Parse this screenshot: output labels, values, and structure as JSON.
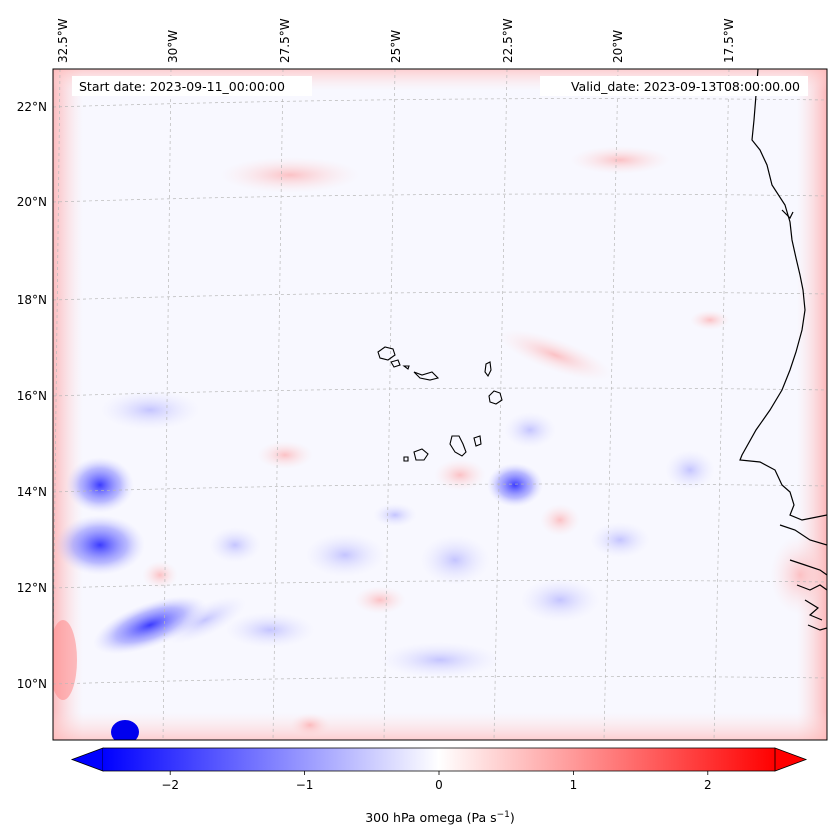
{
  "header": {
    "start_date": "Start date: 2023-09-11_00:00:00",
    "valid_date": "Valid_date: 2023-09-13T08:00:00.00"
  },
  "lon_labels": [
    "32.5°W",
    "30°W",
    "27.5°W",
    "25°W",
    "22.5°W",
    "20°W",
    "17.5°W"
  ],
  "lat_labels": [
    "22°N",
    "20°N",
    "18°N",
    "16°N",
    "14°N",
    "12°N",
    "10°N"
  ],
  "colorbar": {
    "ticks": [
      "−2",
      "−1",
      "0",
      "1",
      "2"
    ],
    "tick_values": [
      -2,
      -1,
      0,
      1,
      2
    ],
    "range": [
      -2.5,
      2.5
    ],
    "label_main": "300 hPa omega (Pa s",
    "label_sup": "−1",
    "label_close": ")",
    "color_neg": "#0000ff",
    "color_zero": "#ffffff",
    "color_pos": "#ff0000"
  }
}
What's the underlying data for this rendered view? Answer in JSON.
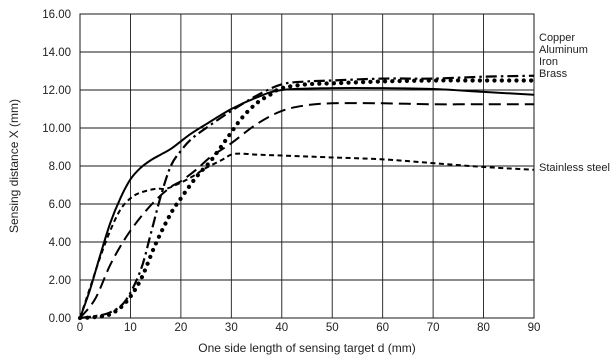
{
  "chart_data": {
    "type": "line",
    "xlabel": "One side length of sensing target d (mm)",
    "ylabel": "Sensing distance X (mm)",
    "xlim": [
      0,
      90
    ],
    "ylim": [
      0,
      16
    ],
    "x_ticks": [
      "0",
      "10",
      "20",
      "30",
      "40",
      "50",
      "60",
      "70",
      "80",
      "90"
    ],
    "y_ticks": [
      "0.00",
      "2.00",
      "4.00",
      "6.00",
      "8.00",
      "10.00",
      "12.00",
      "14.00",
      "16.00"
    ],
    "grid": true,
    "legend_placement": "right",
    "series": [
      {
        "name": "Copper",
        "style": "dash-dot",
        "points": [
          [
            0,
            0
          ],
          [
            3,
            0.1
          ],
          [
            6,
            0.3
          ],
          [
            9,
            0.9
          ],
          [
            12,
            2.5
          ],
          [
            14,
            4.4
          ],
          [
            16,
            6.4
          ],
          [
            18,
            8.0
          ],
          [
            20,
            8.8
          ],
          [
            22,
            9.4
          ],
          [
            25,
            10.0
          ],
          [
            30,
            10.9
          ],
          [
            35,
            11.7
          ],
          [
            40,
            12.3
          ],
          [
            45,
            12.45
          ],
          [
            50,
            12.5
          ],
          [
            60,
            12.6
          ],
          [
            70,
            12.6
          ],
          [
            80,
            12.7
          ],
          [
            90,
            12.75
          ]
        ]
      },
      {
        "name": "Aluminum",
        "style": "dotted",
        "points": [
          [
            0,
            0
          ],
          [
            3,
            0.05
          ],
          [
            6,
            0.2
          ],
          [
            9,
            0.8
          ],
          [
            12,
            2.0
          ],
          [
            15,
            3.9
          ],
          [
            18,
            5.5
          ],
          [
            20,
            6.3
          ],
          [
            23,
            7.4
          ],
          [
            26,
            8.3
          ],
          [
            29,
            9.4
          ],
          [
            32,
            10.5
          ],
          [
            35,
            11.3
          ],
          [
            38,
            11.8
          ],
          [
            40,
            12.1
          ],
          [
            45,
            12.3
          ],
          [
            50,
            12.35
          ],
          [
            60,
            12.45
          ],
          [
            70,
            12.5
          ],
          [
            80,
            12.5
          ],
          [
            90,
            12.5
          ]
        ]
      },
      {
        "name": "Iron",
        "style": "solid",
        "points": [
          [
            0,
            0
          ],
          [
            2,
            1.5
          ],
          [
            4,
            3.3
          ],
          [
            6,
            5.0
          ],
          [
            8,
            6.3
          ],
          [
            10,
            7.3
          ],
          [
            12,
            7.9
          ],
          [
            14,
            8.3
          ],
          [
            16,
            8.6
          ],
          [
            18,
            8.9
          ],
          [
            20,
            9.3
          ],
          [
            22,
            9.7
          ],
          [
            25,
            10.2
          ],
          [
            30,
            11.0
          ],
          [
            35,
            11.6
          ],
          [
            40,
            12.0
          ],
          [
            50,
            12.1
          ],
          [
            60,
            12.1
          ],
          [
            70,
            12.05
          ],
          [
            80,
            11.9
          ],
          [
            90,
            11.75
          ]
        ]
      },
      {
        "name": "Brass",
        "style": "long-dash",
        "points": [
          [
            0,
            0
          ],
          [
            3,
            1.0
          ],
          [
            6,
            2.8
          ],
          [
            9,
            4.2
          ],
          [
            12,
            5.3
          ],
          [
            15,
            6.2
          ],
          [
            18,
            6.9
          ],
          [
            20,
            7.2
          ],
          [
            23,
            7.8
          ],
          [
            26,
            8.5
          ],
          [
            30,
            9.2
          ],
          [
            35,
            10.2
          ],
          [
            40,
            10.9
          ],
          [
            45,
            11.2
          ],
          [
            50,
            11.3
          ],
          [
            60,
            11.3
          ],
          [
            70,
            11.25
          ],
          [
            80,
            11.25
          ],
          [
            90,
            11.25
          ]
        ]
      },
      {
        "name": "Stainless steel",
        "style": "short-dash",
        "points": [
          [
            0,
            0
          ],
          [
            2,
            1.6
          ],
          [
            4,
            3.2
          ],
          [
            6,
            4.6
          ],
          [
            8,
            5.7
          ],
          [
            10,
            6.3
          ],
          [
            12,
            6.6
          ],
          [
            15,
            6.8
          ],
          [
            17,
            6.8
          ],
          [
            19,
            7.0
          ],
          [
            22,
            7.4
          ],
          [
            25,
            7.9
          ],
          [
            28,
            8.3
          ],
          [
            30,
            8.6
          ],
          [
            32,
            8.65
          ],
          [
            35,
            8.6
          ],
          [
            40,
            8.55
          ],
          [
            50,
            8.45
          ],
          [
            60,
            8.35
          ],
          [
            70,
            8.15
          ],
          [
            80,
            7.95
          ],
          [
            90,
            7.8
          ]
        ]
      }
    ]
  }
}
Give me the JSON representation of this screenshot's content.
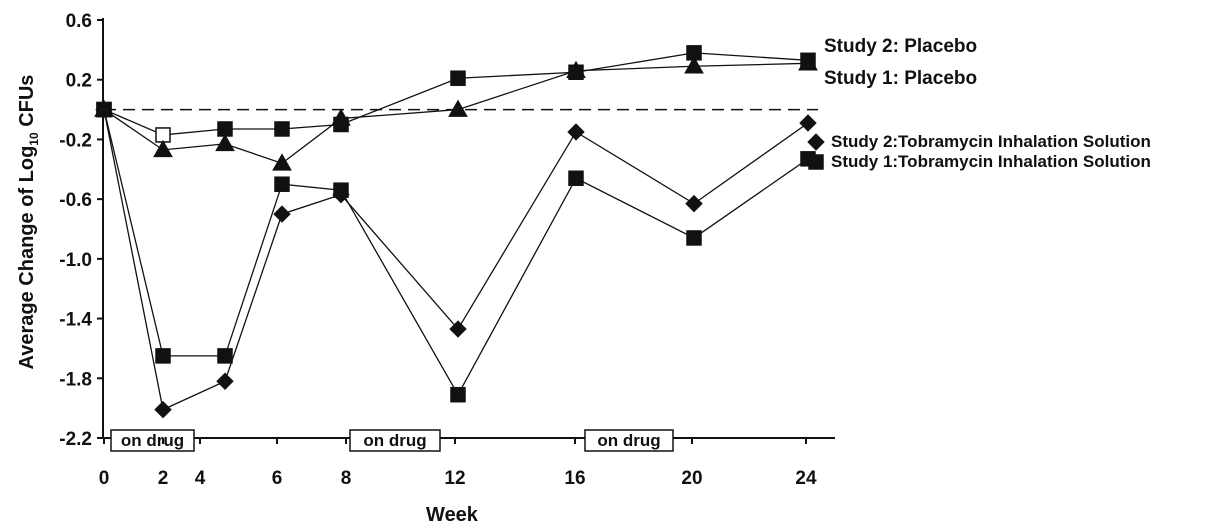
{
  "chart_data": {
    "type": "line",
    "xlabel": "Week",
    "ylabel_main": "Average Change of Log",
    "ylabel_sub": "10",
    "ylabel_tail": " CFUs",
    "x_ticks": [
      "0",
      "2",
      "4",
      "6",
      "8",
      "12",
      "16",
      "20",
      "24"
    ],
    "y_ticks": [
      "0.6",
      "0.2",
      "-0.2",
      "-0.6",
      "-1.0",
      "-1.4",
      "-1.8",
      "-2.2"
    ],
    "ylim": [
      -2.2,
      0.6
    ],
    "reference_line": 0,
    "drug_periods": [
      {
        "label": "on drug",
        "start_week": 0,
        "end_week": 4
      },
      {
        "label": "on drug",
        "start_week": 8,
        "end_week": 12
      },
      {
        "label": "on drug",
        "start_week": 16,
        "end_week": 20
      }
    ],
    "series": [
      {
        "name": "Study 2: Placebo",
        "marker": "square",
        "points": [
          {
            "week": 0,
            "value": 0.0
          },
          {
            "week": 2.5,
            "value": -0.17,
            "hollow": true
          },
          {
            "week": 4.5,
            "value": -0.13
          },
          {
            "week": 6.2,
            "value": -0.13
          },
          {
            "week": 8.4,
            "value": -0.1
          },
          {
            "week": 12.5,
            "value": 0.21
          },
          {
            "week": 16.5,
            "value": 0.25
          },
          {
            "week": 20.5,
            "value": 0.38
          },
          {
            "week": 24.5,
            "value": 0.33
          }
        ]
      },
      {
        "name": "Study 1: Placebo",
        "marker": "triangle",
        "points": [
          {
            "week": 0,
            "value": 0.0
          },
          {
            "week": 2.5,
            "value": -0.27
          },
          {
            "week": 4.5,
            "value": -0.23
          },
          {
            "week": 6.2,
            "value": -0.36
          },
          {
            "week": 8.4,
            "value": -0.06
          },
          {
            "week": 12.5,
            "value": 0.0
          },
          {
            "week": 16.5,
            "value": 0.26
          },
          {
            "week": 20.5,
            "value": 0.29
          },
          {
            "week": 24.5,
            "value": 0.31
          }
        ]
      },
      {
        "name": "Study 2:Tobramycin Inhalation Solution",
        "marker": "diamond",
        "points": [
          {
            "week": 0,
            "value": 0.0
          },
          {
            "week": 2.5,
            "value": -2.01
          },
          {
            "week": 4.5,
            "value": -1.82
          },
          {
            "week": 6.2,
            "value": -0.7
          },
          {
            "week": 8.4,
            "value": -0.57
          },
          {
            "week": 12.5,
            "value": -1.47
          },
          {
            "week": 16.5,
            "value": -0.15
          },
          {
            "week": 20.5,
            "value": -0.63
          },
          {
            "week": 24.5,
            "value": -0.09
          }
        ]
      },
      {
        "name": "Study 1:Tobramycin Inhalation Solution",
        "marker": "square",
        "points": [
          {
            "week": 0,
            "value": 0.0
          },
          {
            "week": 2.5,
            "value": -1.65
          },
          {
            "week": 4.5,
            "value": -1.65
          },
          {
            "week": 6.2,
            "value": -0.5
          },
          {
            "week": 8.4,
            "value": -0.54
          },
          {
            "week": 12.5,
            "value": -1.91
          },
          {
            "week": 16.5,
            "value": -0.46
          },
          {
            "week": 20.5,
            "value": -0.86
          },
          {
            "week": 24.5,
            "value": -0.33
          }
        ]
      }
    ]
  }
}
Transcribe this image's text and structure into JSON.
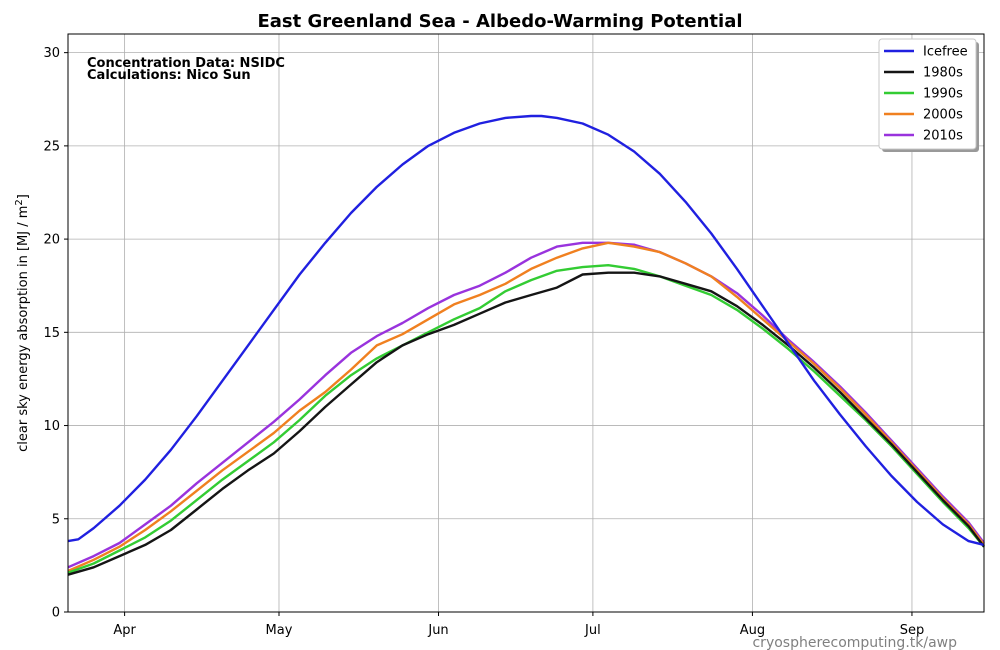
▬▬▬▬▬▬▬▬▬▬
Task:
In the entries above, find each line with the string "this" and copy it.

Answer:
Parse this screenshot: output labels, values, and structure as JSON.
What's the underlying data for this rendered view? Answer in JSON.
Give me the JSON representation of this screenshot's content.
Transcribe this image's text and structure into JSON.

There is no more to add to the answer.